*TO BE DONE:* Return the listing below in full, with every line exactly as it is.

*EXTRACTED ENTRIES:*

>> Begin

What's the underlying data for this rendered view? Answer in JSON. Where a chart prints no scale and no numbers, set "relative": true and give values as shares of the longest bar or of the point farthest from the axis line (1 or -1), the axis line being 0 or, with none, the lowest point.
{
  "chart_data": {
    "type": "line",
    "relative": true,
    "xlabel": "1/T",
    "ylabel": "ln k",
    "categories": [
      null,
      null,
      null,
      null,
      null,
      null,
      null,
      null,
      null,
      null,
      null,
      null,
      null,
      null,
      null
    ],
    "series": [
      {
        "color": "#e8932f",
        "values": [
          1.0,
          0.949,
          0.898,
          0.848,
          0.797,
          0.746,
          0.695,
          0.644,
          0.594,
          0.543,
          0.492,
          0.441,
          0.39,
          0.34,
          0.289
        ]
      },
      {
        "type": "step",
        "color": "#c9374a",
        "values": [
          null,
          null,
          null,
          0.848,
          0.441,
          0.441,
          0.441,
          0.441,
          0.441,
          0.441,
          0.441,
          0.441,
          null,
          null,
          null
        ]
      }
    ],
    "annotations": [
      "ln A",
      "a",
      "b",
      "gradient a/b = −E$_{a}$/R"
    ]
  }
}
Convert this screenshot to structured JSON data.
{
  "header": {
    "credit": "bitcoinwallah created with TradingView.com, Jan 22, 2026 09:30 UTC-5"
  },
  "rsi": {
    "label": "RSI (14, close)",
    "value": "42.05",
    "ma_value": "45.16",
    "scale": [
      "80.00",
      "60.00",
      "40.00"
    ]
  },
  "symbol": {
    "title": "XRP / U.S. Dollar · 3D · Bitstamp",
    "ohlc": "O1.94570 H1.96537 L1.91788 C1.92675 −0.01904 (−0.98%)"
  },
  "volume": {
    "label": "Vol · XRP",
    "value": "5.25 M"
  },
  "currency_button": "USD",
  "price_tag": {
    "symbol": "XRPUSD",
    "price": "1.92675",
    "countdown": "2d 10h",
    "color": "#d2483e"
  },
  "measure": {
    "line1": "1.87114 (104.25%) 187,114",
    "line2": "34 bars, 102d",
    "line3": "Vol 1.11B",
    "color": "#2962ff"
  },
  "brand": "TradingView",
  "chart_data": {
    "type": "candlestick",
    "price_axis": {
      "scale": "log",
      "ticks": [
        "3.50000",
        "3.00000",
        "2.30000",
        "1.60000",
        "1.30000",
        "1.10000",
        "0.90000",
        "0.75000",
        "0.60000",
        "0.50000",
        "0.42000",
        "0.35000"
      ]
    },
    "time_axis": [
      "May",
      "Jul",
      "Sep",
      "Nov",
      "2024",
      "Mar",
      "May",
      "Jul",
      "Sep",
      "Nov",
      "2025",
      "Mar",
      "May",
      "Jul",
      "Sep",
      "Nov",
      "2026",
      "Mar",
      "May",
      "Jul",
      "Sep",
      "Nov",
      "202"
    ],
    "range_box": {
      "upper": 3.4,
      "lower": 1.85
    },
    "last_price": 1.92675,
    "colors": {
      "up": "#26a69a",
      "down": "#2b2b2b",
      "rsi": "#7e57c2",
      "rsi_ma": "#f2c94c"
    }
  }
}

>> End

*THE REPLY:*
What's the underlying data for this rendered view? Answer in JSON. Where a chart prints no scale and no numbers, set "relative": true and give values as shares of the longest bar or of the point farthest from the axis line (1 or -1), the axis line being 0 or, with none, the lowest point.
{
  "chart_data": {
    "type": "line",
    "relative": true,
    "xlabel": "1/T",
    "ylabel": "ln k",
    "categories": [
      null,
      null,
      null,
      null,
      null,
      null,
      null,
      null,
      null,
      null,
      null,
      null,
      null,
      null,
      null
    ],
    "series": [
      {
        "color": "#e8932f",
        "values": [
          1.0,
          0.949,
          0.898,
          0.848,
          0.797,
          0.746,
          0.695,
          0.644,
          0.594,
          0.543,
          0.492,
          0.441,
          0.39,
          0.34,
          0.289
        ]
      },
      {
        "type": "step",
        "color": "#c9374a",
        "values": [
          null,
          null,
          null,
          0.848,
          0.441,
          0.441,
          0.441,
          0.441,
          0.441,
          0.441,
          0.441,
          0.441,
          null,
          null,
          null
        ]
      }
    ],
    "annotations": [
      "ln A",
      "a",
      "b",
      "gradient a/b = −E$_{a}$/R"
    ]
  }
}
Convert this screenshot to structured JSON data.
{
  "header": {
    "credit": "bitcoinwallah created with TradingView.com, Jan 22, 2026 09:30 UTC-5"
  },
  "rsi": {
    "label": "RSI (14, close)",
    "value": "42.05",
    "ma_value": "45.16",
    "scale": [
      "80.00",
      "60.00",
      "40.00"
    ]
  },
  "symbol": {
    "title": "XRP / U.S. Dollar · 3D · Bitstamp",
    "ohlc": "O1.94570 H1.96537 L1.91788 C1.92675 −0.01904 (−0.98%)"
  },
  "volume": {
    "label": "Vol · XRP",
    "value": "5.25 M"
  },
  "currency_button": "USD",
  "price_tag": {
    "symbol": "XRPUSD",
    "price": "1.92675",
    "countdown": "2d 10h",
    "color": "#d2483e"
  },
  "measure": {
    "line1": "1.87114 (104.25%) 187,114",
    "line2": "34 bars, 102d",
    "line3": "Vol 1.11B",
    "color": "#2962ff"
  },
  "brand": "TradingView",
  "chart_data": {
    "type": "candlestick",
    "price_axis": {
      "scale": "log",
      "ticks": [
        "3.50000",
        "3.00000",
        "2.30000",
        "1.60000",
        "1.30000",
        "1.10000",
        "0.90000",
        "0.75000",
        "0.60000",
        "0.50000",
        "0.42000",
        "0.35000"
      ]
    },
    "time_axis": [
      "May",
      "Jul",
      "Sep",
      "Nov",
      "2024",
      "Mar",
      "May",
      "Jul",
      "Sep",
      "Nov",
      "2025",
      "Mar",
      "May",
      "Jul",
      "Sep",
      "Nov",
      "2026",
      "Mar",
      "May",
      "Jul",
      "Sep",
      "Nov",
      "202"
    ],
    "range_box": {
      "upper": 3.4,
      "lower": 1.85
    },
    "last_price": 1.92675,
    "colors": {
      "up": "#26a69a",
      "down": "#2b2b2b",
      "rsi": "#7e57c2",
      "rsi_ma": "#f2c94c"
    }
  }
}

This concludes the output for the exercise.